• **What needs to be done**: Repeat every record exactly, but keep images out of the copy.

#### Exercise input

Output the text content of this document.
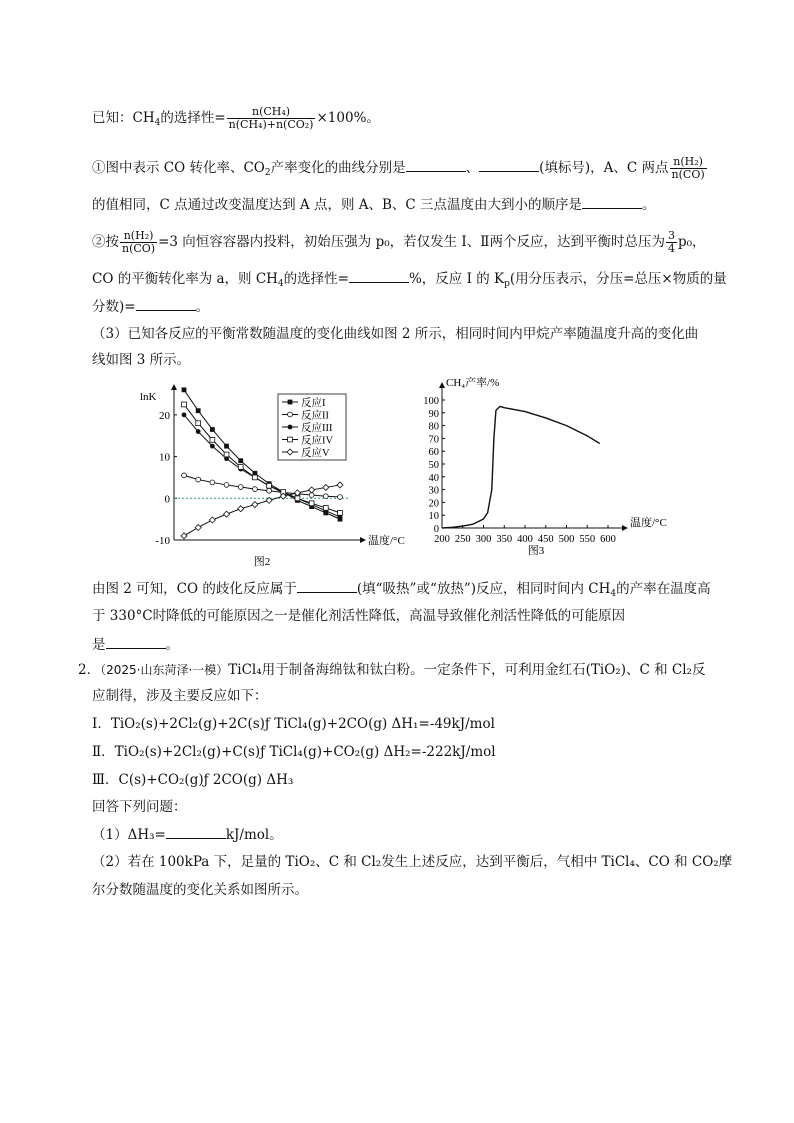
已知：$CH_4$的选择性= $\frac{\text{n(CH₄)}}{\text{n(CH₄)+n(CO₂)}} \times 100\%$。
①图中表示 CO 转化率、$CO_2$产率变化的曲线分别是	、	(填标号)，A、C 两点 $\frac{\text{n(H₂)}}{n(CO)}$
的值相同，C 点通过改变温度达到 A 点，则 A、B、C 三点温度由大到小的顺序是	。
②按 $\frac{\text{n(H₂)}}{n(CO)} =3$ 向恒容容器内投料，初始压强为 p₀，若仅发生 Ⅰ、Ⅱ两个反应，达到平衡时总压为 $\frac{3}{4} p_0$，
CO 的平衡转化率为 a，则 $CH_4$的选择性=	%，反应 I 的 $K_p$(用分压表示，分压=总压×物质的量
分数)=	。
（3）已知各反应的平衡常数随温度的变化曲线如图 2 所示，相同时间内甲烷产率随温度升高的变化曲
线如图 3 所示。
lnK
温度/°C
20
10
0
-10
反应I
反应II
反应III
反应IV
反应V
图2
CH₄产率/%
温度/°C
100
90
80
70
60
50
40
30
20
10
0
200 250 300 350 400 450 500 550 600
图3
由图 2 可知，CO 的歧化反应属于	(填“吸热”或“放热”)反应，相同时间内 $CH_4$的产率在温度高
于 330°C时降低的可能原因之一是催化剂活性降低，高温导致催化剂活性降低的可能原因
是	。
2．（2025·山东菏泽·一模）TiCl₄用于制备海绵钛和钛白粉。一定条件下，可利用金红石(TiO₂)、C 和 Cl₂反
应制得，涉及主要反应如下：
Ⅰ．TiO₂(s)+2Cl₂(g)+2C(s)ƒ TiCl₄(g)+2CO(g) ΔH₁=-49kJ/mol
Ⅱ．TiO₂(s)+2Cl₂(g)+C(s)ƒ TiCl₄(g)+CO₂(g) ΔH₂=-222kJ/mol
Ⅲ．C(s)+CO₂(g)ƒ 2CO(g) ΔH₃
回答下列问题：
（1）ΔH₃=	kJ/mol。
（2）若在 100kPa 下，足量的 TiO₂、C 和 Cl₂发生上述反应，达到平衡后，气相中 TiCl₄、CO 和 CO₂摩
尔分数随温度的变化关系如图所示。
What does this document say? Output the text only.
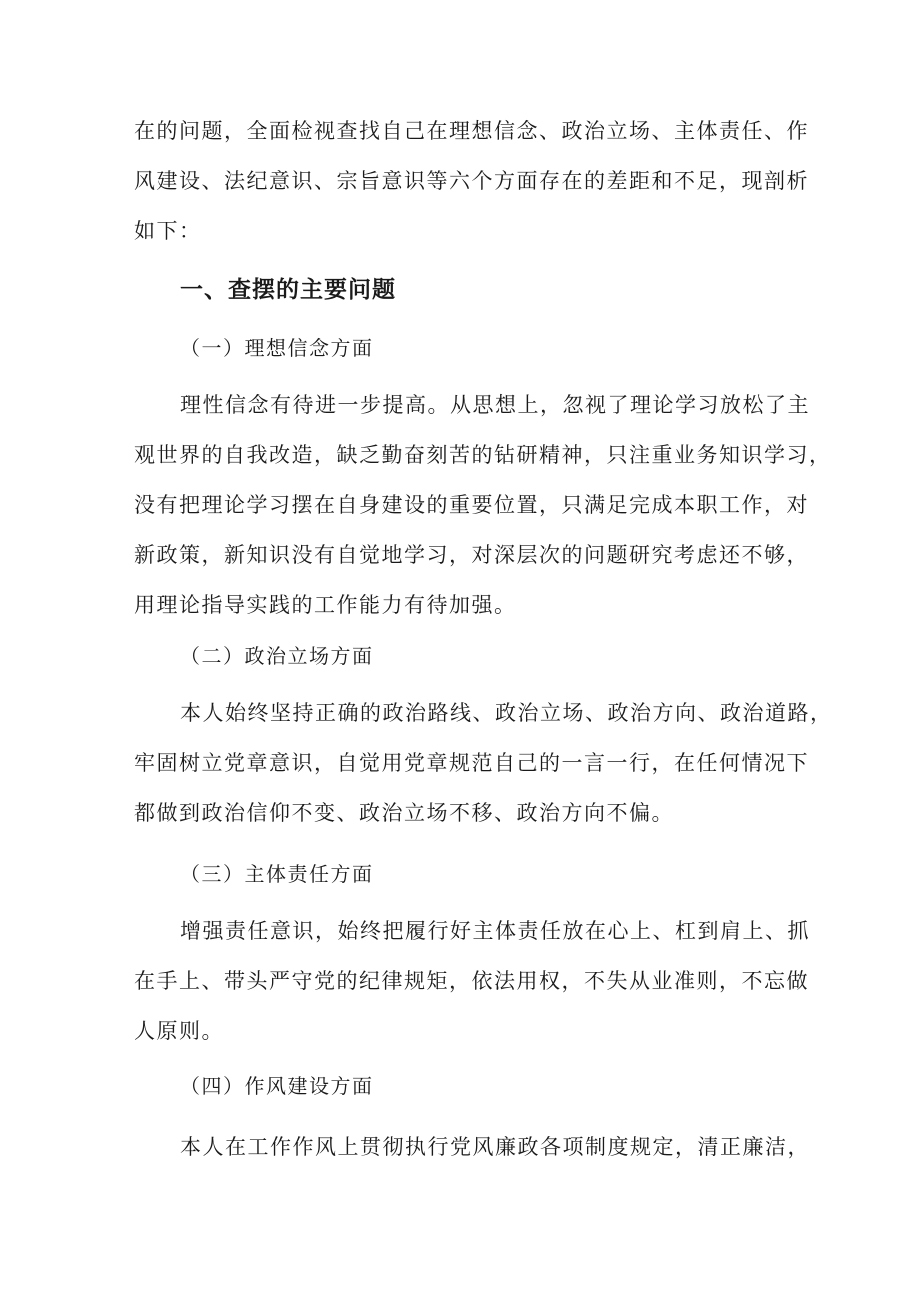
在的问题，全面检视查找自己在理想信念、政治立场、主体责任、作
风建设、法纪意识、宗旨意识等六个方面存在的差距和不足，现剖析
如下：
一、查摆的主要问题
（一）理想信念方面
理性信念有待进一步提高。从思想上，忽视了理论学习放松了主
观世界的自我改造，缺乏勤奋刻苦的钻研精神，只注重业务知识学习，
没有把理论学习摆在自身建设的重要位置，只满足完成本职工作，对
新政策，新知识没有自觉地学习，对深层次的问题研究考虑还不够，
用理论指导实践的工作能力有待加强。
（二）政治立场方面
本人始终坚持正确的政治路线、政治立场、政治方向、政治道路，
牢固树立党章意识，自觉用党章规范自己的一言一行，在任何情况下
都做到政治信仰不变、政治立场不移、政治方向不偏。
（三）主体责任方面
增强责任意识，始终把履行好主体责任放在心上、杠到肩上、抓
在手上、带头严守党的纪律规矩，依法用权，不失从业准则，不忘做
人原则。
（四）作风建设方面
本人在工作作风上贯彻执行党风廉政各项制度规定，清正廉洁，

########

• **Response to this task**:
Output the text content of this document.
已知：$CH_4$的选择性= $\frac{\text{n(CH₄)}}{\text{n(CH₄)+n(CO₂)}} \times 100\%$。
①图中表示 CO 转化率、$CO_2$产率变化的曲线分别是	、	(填标号)，A、C 两点 $\frac{\text{n(H₂)}}{n(CO)}$
的值相同，C 点通过改变温度达到 A 点，则 A、B、C 三点温度由大到小的顺序是	。
②按 $\frac{\text{n(H₂)}}{n(CO)} =3$ 向恒容容器内投料，初始压强为 p₀，若仅发生 Ⅰ、Ⅱ两个反应，达到平衡时总压为 $\frac{3}{4} p_0$，
CO 的平衡转化率为 a，则 $CH_4$的选择性=	%，反应 I 的 $K_p$(用分压表示，分压=总压×物质的量
分数)=	。
（3）已知各反应的平衡常数随温度的变化曲线如图 2 所示，相同时间内甲烷产率随温度升高的变化曲
线如图 3 所示。
lnK
温度/°C
20
10
0
-10
反应I
反应II
反应III
反应IV
反应V
图2
CH₄产率/%
温度/°C
100
90
80
70
60
50
40
30
20
10
0
200 250 300 350 400 450 500 550 600
图3
由图 2 可知，CO 的歧化反应属于	(填“吸热”或“放热”)反应，相同时间内 $CH_4$的产率在温度高
于 330°C时降低的可能原因之一是催化剂活性降低，高温导致催化剂活性降低的可能原因
是	。
2．（2025·山东菏泽·一模）TiCl₄用于制备海绵钛和钛白粉。一定条件下，可利用金红石(TiO₂)、C 和 Cl₂反
应制得，涉及主要反应如下：
Ⅰ．TiO₂(s)+2Cl₂(g)+2C(s)ƒ TiCl₄(g)+2CO(g) ΔH₁=-49kJ/mol
Ⅱ．TiO₂(s)+2Cl₂(g)+C(s)ƒ TiCl₄(g)+CO₂(g) ΔH₂=-222kJ/mol
Ⅲ．C(s)+CO₂(g)ƒ 2CO(g) ΔH₃
回答下列问题：
（1）ΔH₃=	kJ/mol。
（2）若在 100kPa 下，足量的 TiO₂、C 和 Cl₂发生上述反应，达到平衡后，气相中 TiCl₄、CO 和 CO₂摩
尔分数随温度的变化关系如图所示。
What does this document say? Output the text only.
在的问题，全面检视查找自己在理想信念、政治立场、主体责任、作
风建设、法纪意识、宗旨意识等六个方面存在的差距和不足，现剖析
如下：
一、查摆的主要问题
（一）理想信念方面
理性信念有待进一步提高。从思想上，忽视了理论学习放松了主
观世界的自我改造，缺乏勤奋刻苦的钻研精神，只注重业务知识学习，
没有把理论学习摆在自身建设的重要位置，只满足完成本职工作，对
新政策，新知识没有自觉地学习，对深层次的问题研究考虑还不够，
用理论指导实践的工作能力有待加强。
（二）政治立场方面
本人始终坚持正确的政治路线、政治立场、政治方向、政治道路，
牢固树立党章意识，自觉用党章规范自己的一言一行，在任何情况下
都做到政治信仰不变、政治立场不移、政治方向不偏。
（三）主体责任方面
增强责任意识，始终把履行好主体责任放在心上、杠到肩上、抓
在手上、带头严守党的纪律规矩，依法用权，不失从业准则，不忘做
人原则。
（四）作风建设方面
本人在工作作风上贯彻执行党风廉政各项制度规定，清正廉洁，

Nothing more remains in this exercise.